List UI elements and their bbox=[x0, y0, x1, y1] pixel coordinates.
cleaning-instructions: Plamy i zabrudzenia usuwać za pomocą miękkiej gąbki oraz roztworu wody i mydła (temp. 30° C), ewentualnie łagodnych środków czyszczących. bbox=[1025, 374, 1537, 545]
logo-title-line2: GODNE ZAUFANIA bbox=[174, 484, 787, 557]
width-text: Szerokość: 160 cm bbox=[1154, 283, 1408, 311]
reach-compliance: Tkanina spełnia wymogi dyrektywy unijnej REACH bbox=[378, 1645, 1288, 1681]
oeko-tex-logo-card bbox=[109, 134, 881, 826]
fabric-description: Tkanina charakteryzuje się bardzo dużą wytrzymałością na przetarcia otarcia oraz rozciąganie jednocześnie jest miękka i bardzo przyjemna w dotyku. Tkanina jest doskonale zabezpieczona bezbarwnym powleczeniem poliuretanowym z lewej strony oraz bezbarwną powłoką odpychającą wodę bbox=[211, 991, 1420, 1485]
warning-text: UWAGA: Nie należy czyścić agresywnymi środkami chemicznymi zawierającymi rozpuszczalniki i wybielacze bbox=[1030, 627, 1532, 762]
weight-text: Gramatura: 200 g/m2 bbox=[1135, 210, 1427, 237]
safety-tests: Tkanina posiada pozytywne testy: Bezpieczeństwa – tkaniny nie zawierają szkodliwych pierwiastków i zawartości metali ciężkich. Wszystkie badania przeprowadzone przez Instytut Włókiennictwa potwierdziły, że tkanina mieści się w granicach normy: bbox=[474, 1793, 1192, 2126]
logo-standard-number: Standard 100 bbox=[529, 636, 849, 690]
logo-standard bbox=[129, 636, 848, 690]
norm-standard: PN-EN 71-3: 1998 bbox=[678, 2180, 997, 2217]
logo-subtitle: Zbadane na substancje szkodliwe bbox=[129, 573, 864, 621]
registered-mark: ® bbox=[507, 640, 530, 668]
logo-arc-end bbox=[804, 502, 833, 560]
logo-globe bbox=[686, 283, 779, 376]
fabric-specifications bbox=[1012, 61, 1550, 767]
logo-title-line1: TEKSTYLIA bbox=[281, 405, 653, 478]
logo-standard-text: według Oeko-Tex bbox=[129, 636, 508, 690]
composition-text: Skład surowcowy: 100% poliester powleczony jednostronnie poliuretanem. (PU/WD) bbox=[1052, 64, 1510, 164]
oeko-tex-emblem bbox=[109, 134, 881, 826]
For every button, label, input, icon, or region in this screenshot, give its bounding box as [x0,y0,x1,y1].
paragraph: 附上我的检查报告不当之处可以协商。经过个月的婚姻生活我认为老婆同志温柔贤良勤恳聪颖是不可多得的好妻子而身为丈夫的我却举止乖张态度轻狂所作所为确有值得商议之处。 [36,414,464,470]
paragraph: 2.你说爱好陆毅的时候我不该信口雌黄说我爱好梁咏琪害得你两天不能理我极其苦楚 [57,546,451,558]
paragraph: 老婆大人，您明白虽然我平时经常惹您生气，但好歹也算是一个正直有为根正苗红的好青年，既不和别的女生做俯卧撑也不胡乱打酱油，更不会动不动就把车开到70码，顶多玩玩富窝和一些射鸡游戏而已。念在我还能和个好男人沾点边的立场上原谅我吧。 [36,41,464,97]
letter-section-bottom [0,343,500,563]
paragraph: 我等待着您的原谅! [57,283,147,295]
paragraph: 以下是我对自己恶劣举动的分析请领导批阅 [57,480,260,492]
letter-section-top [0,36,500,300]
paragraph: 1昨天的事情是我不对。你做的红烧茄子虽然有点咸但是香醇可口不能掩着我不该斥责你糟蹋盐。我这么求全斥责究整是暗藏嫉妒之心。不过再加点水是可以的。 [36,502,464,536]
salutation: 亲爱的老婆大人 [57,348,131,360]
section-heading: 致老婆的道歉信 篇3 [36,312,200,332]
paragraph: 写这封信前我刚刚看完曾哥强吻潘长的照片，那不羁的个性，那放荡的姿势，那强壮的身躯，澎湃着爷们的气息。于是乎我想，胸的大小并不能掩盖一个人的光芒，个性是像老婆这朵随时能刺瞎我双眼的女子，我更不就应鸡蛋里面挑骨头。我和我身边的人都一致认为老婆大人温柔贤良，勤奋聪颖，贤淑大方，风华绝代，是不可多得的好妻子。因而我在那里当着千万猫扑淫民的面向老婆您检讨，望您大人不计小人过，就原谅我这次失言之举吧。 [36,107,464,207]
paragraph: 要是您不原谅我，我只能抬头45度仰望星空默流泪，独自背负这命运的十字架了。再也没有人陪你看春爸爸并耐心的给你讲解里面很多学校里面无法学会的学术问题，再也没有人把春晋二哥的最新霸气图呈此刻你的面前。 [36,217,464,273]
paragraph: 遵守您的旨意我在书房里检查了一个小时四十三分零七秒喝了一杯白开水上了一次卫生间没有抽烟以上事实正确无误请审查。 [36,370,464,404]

┄┄┄┄┄┄┄┄┄┄┄┄┄┄┄┄┄┄┄┄

● **Written task**:
Copy every one of the records above verbatim, keeping each line unchanged and in its original order.

● **Output for this task**:
List UI elements and their bbox=[x0, y0, x1, y1] pixel coordinates.
cleaning-instructions: Plamy i zabrudzenia usuwać za pomocą miękkiej gąbki oraz roztworu wody i mydła (temp. 30° C), ewentualnie łagodnych środków czyszczących. bbox=[1025, 374, 1537, 545]
logo-title-line2: GODNE ZAUFANIA bbox=[174, 484, 787, 557]
width-text: Szerokość: 160 cm bbox=[1154, 283, 1408, 311]
reach-compliance: Tkanina spełnia wymogi dyrektywy unijnej REACH bbox=[378, 1645, 1288, 1681]
oeko-tex-logo-card bbox=[109, 134, 881, 826]
fabric-description: Tkanina charakteryzuje się bardzo dużą wytrzymałością na przetarcia otarcia oraz rozciąganie jednocześnie jest miękka i bardzo przyjemna w dotyku. Tkanina jest doskonale zabezpieczona bezbarwnym powleczeniem poliuretanowym z lewej strony oraz bezbarwną powłoką odpychającą wodę bbox=[211, 991, 1420, 1485]
warning-text: UWAGA: Nie należy czyścić agresywnymi środkami chemicznymi zawierającymi rozpuszczalniki i wybielacze bbox=[1030, 627, 1532, 762]
weight-text: Gramatura: 200 g/m2 bbox=[1135, 210, 1427, 237]
safety-tests: Tkanina posiada pozytywne testy: Bezpieczeństwa – tkaniny nie zawierają szkodliwych pierwiastków i zawartości metali ciężkich. Wszystkie badania przeprowadzone przez Instytut Włókiennictwa potwierdziły, że tkanina mieści się w granicach normy: bbox=[474, 1793, 1192, 2126]
logo-standard-number: Standard 100 bbox=[529, 636, 849, 690]
logo-standard bbox=[129, 636, 848, 690]
norm-standard: PN-EN 71-3: 1998 bbox=[678, 2180, 997, 2217]
logo-subtitle: Zbadane na substancje szkodliwe bbox=[129, 573, 864, 621]
registered-mark: ® bbox=[507, 640, 530, 668]
logo-arc-end bbox=[804, 502, 833, 560]
logo-globe bbox=[686, 283, 779, 376]
fabric-specifications bbox=[1012, 61, 1550, 767]
logo-title-line1: TEKSTYLIA bbox=[281, 405, 653, 478]
logo-standard-text: według Oeko-Tex bbox=[129, 636, 508, 690]
composition-text: Skład surowcowy: 100% poliester powleczony jednostronnie poliuretanem. (PU/WD) bbox=[1052, 64, 1510, 164]
oeko-tex-emblem bbox=[109, 134, 881, 826]
For every button, label, input, icon, or region in this screenshot, give its bounding box as [x0,y0,x1,y1].
paragraph: 附上我的检查报告不当之处可以协商。经过个月的婚姻生活我认为老婆同志温柔贤良勤恳聪颖是不可多得的好妻子而身为丈夫的我却举止乖张态度轻狂所作所为确有值得商议之处。 [36,414,464,470]
paragraph: 2.你说爱好陆毅的时候我不该信口雌黄说我爱好梁咏琪害得你两天不能理我极其苦楚 [57,546,451,558]
paragraph: 老婆大人，您明白虽然我平时经常惹您生气，但好歹也算是一个正直有为根正苗红的好青年，既不和别的女生做俯卧撑也不胡乱打酱油，更不会动不动就把车开到70码，顶多玩玩富窝和一些射鸡游戏而已。念在我还能和个好男人沾点边的立场上原谅我吧。 [36,41,464,97]
letter-section-bottom [0,343,500,563]
paragraph: 我等待着您的原谅! [57,283,147,295]
paragraph: 以下是我对自己恶劣举动的分析请领导批阅 [57,480,260,492]
letter-section-top [0,36,500,300]
paragraph: 1昨天的事情是我不对。你做的红烧茄子虽然有点咸但是香醇可口不能掩着我不该斥责你糟蹋盐。我这么求全斥责究整是暗藏嫉妒之心。不过再加点水是可以的。 [36,502,464,536]
salutation: 亲爱的老婆大人 [57,348,131,360]
section-heading: 致老婆的道歉信 篇3 [36,312,200,332]
paragraph: 写这封信前我刚刚看完曾哥强吻潘长的照片，那不羁的个性，那放荡的姿势，那强壮的身躯，澎湃着爷们的气息。于是乎我想，胸的大小并不能掩盖一个人的光芒，个性是像老婆这朵随时能刺瞎我双眼的女子，我更不就应鸡蛋里面挑骨头。我和我身边的人都一致认为老婆大人温柔贤良，勤奋聪颖，贤淑大方，风华绝代，是不可多得的好妻子。因而我在那里当着千万猫扑淫民的面向老婆您检讨，望您大人不计小人过，就原谅我这次失言之举吧。 [36,107,464,207]
paragraph: 要是您不原谅我，我只能抬头45度仰望星空默流泪，独自背负这命运的十字架了。再也没有人陪你看春爸爸并耐心的给你讲解里面很多学校里面无法学会的学术问题，再也没有人把春晋二哥的最新霸气图呈此刻你的面前。 [36,217,464,273]
paragraph: 遵守您的旨意我在书房里检查了一个小时四十三分零七秒喝了一杯白开水上了一次卫生间没有抽烟以上事实正确无误请审查。 [36,370,464,404]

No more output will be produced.